◆ About this task ◆
Reproduce word for word the passage of the ICU dysphagia text below that begins with the words containing "Epidemiology, Pathophysiology, Diagnostics" and ends with "of ICU patients.".

◆ Source text ◆
=-=-=
Epidemiology, Pathophysiology, Diagnostics and Treatment
Due to malnutrition and aspiration dysphagia in critically ill patients on the ICU is an extremely important symptom with crucial impact on outcome and mortality. A broad variety of pathogenetic factors can lead to severe dysphagia in non-intubated and intubated patients followed by a significant delay in decannulation after weaning from the respirator has been completed. The aim of the following review is to present the diversity of pathogenetic factors on the ICU, evaluate the existing diagnostic procedures and, based on current knowledge, give pragmatic recommendations for the diagnostic approach as well as for the further nutritional management of ICU patients.
In intensive care medicine dysphagia is an extremely frequent and outcome-relevant symptom. Studies on internal medicine, anaesthesiological and surgical intensive care units have shown that 50 to 70% of patients on these wards suffered from dysphagia (Ajemian et al. 2001; Skoretz et al. 2010). In a recent study on a neurological intensive care unit there was even a dysphagia incidence of over 90%, and dysphagia persisted in half of the patients until the day of discharge (Macht et al. 2013). Of particular relevance is the finding that dysphagia in intensive care patients is more severe and in 10-20% of the patients accompanied by silent aspirations (Ajemian et al. 2001, Barquist et al. 2001, El Solh et al. 2003). Regardless of the diagnostic spectrum analysed, dysphagia in critically ill patients is a significant predictor of complications, especially aspiration pneumonia and reintubation, and a crucial determinant of the duration of hospitalisation and the patients’ outcome (Macht et al. 2011).
Aetiology and Pathophysiology of Dysphagia on the ICU
The causes of dysphagia in the critically ill can be differentiated into three aetiological categories. Thus, dysphagia may be:
(i) associated with the main diagnosis leading to ICU treatment;
(ii) The result of co-morbidities;
(iii) Associated with the treatment on the ICU itself.
Especially in patients on the neurological intensive care unit a combination of the different aetiologies must be expected.
Figure 1. Neurological Disorders that Typically Require Treatment in the ICU
As shown in Figure 1, various neurological disorders that typically require treatment on the ICU impair the functionality of the swallowing network or the associated downstream nerves and muscles. Stroke and inflammatory diseases of the CNS lead, depending on location, to disturbance of the supramedullary or medullary control of swallowing. Guillain-Barré syndrome (GBS), critical illness neuropathy (CIP) and critical illness myopathy (CIM) cause dysphagia due to an impairment of motor and sensory cranial nerve function. Finally, disorders of swallowing muscles themselves, as they can be observed in inflammatory myositis, as well as disorders involving the neuromuscular junction, lead to myogenic dysphagia.
=-=-=
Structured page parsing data
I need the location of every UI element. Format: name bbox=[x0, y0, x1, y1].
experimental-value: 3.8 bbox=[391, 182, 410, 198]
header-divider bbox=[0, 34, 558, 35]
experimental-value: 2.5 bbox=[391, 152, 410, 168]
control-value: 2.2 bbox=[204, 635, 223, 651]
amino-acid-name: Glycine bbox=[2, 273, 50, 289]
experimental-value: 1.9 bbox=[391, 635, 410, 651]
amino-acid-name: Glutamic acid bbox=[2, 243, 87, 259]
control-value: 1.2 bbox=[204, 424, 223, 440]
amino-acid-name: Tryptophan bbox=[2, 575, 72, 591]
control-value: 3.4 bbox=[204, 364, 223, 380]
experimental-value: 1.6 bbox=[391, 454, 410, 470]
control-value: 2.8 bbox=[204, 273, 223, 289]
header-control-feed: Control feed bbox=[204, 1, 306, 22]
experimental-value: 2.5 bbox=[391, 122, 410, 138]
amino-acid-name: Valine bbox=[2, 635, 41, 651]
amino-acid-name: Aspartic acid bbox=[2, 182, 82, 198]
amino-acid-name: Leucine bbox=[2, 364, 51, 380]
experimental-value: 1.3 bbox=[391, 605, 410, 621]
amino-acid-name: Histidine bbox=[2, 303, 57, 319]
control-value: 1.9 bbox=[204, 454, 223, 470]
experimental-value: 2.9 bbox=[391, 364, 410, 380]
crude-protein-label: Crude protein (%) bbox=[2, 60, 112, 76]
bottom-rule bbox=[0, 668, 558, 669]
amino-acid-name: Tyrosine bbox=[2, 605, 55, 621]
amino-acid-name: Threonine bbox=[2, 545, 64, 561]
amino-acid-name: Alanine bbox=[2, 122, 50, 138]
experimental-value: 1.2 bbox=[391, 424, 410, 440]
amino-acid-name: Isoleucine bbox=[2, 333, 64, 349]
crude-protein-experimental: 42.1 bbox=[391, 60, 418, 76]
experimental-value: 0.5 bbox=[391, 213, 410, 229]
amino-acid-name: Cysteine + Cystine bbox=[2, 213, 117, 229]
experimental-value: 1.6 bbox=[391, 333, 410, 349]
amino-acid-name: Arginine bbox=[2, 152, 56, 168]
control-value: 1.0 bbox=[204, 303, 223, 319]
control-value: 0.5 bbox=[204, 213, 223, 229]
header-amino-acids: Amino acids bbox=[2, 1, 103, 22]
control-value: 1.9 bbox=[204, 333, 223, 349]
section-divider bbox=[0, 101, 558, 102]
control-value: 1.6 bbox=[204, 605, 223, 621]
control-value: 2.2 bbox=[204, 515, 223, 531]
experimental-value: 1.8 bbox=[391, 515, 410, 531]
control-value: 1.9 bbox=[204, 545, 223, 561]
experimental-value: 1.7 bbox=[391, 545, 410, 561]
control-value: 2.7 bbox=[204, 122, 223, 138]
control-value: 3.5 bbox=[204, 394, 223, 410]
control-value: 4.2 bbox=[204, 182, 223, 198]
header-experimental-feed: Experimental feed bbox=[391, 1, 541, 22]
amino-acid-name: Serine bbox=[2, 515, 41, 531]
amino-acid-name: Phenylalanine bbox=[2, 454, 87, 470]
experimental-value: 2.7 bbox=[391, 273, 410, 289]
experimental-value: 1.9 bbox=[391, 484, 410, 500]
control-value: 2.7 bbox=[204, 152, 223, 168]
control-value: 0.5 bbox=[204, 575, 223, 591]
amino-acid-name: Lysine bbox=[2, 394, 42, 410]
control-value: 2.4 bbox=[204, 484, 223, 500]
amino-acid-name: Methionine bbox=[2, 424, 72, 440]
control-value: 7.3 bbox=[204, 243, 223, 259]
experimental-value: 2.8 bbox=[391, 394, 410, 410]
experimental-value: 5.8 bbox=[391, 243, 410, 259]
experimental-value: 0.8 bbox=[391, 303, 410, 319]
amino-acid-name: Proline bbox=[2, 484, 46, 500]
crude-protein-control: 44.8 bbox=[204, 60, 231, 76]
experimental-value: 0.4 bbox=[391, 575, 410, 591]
=-=-=
◆ Response to the exercise ◆
Epidemiology, Pathophysiology, Diagnostics and Treatment
Due to malnutrition and aspiration dysphagia in critically ill patients on the ICU is an extremely important symptom with crucial impact on outcome and mortality. A broad variety of pathogenetic factors can lead to severe dysphagia in non-intubated and intubated patients followed by a significant delay in decannulation after weaning from the respirator has been completed. The aim of the following review is to present the diversity of pathogenetic factors on the ICU, evaluate the existing diagnostic procedures and, based on current knowledge, give pragmatic recommendations for the diagnostic approach as well as for the further nutritional management of ICU patients.